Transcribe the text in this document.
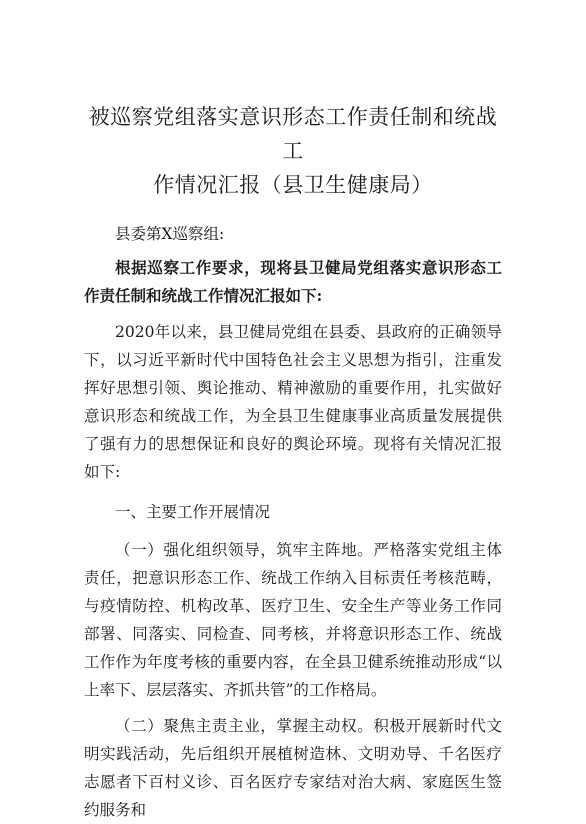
被巡察党组落实意识形态工作责任制和统战工
作情况汇报（县卫生健康局）

县委第Ⅹ巡察组:

根据巡察工作要求，现将县卫健局党组落实意识形态工作责任制和统战工作情况汇报如下:

2020年以来，县卫健局党组在县委、县政府的正确领导下，以习近平新时代中国特色社会主义思想为指引，注重发挥好思想引领、舆论推动、精神激励的重要作用，扎实做好意识形态和统战工作，为全县卫生健康事业高质量发展提供了强有力的思想保证和良好的舆论环境。现将有关情况汇报如下:

一、主要工作开展情况

（一）强化组织领导，筑牢主阵地。严格落实党组主体责任，把意识形态工作、统战工作纳入目标责任考核范畴，与疫情防控、机构改革、医疗卫生、安全生产等业务工作同部署、同落实、同检查、同考核，并将意识形态工作、统战工作作为年度考核的重要内容，在全县卫健系统推动形成“以上率下、层层落实、齐抓共管”的工作格局。

（二）聚焦主责主业，掌握主动权。积极开展新时代文明实践活动，先后组织开展植树造林、文明劝导、千名医疗志愿者下百村义诊、百名医疗专家结对治大病、家庭医生签约服务和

## Prompt
Set down the material exactly, every line of it, except for the pictures.

## The output
Transcribe the text in this document.
被巡察党组落实意识形态工作责任制和统战工
作情况汇报（县卫生健康局）

县委第Ⅹ巡察组:

根据巡察工作要求，现将县卫健局党组落实意识形态工作责任制和统战工作情况汇报如下:

2020年以来，县卫健局党组在县委、县政府的正确领导下，以习近平新时代中国特色社会主义思想为指引，注重发挥好思想引领、舆论推动、精神激励的重要作用，扎实做好意识形态和统战工作，为全县卫生健康事业高质量发展提供了强有力的思想保证和良好的舆论环境。现将有关情况汇报如下:

一、主要工作开展情况

（一）强化组织领导，筑牢主阵地。严格落实党组主体责任，把意识形态工作、统战工作纳入目标责任考核范畴，与疫情防控、机构改革、医疗卫生、安全生产等业务工作同部署、同落实、同检查、同考核，并将意识形态工作、统战工作作为年度考核的重要内容，在全县卫健系统推动形成“以上率下、层层落实、齐抓共管”的工作格局。

（二）聚焦主责主业，掌握主动权。积极开展新时代文明实践活动，先后组织开展植树造林、文明劝导、千名医疗志愿者下百村义诊、百名医疗专家结对治大病、家庭医生签约服务和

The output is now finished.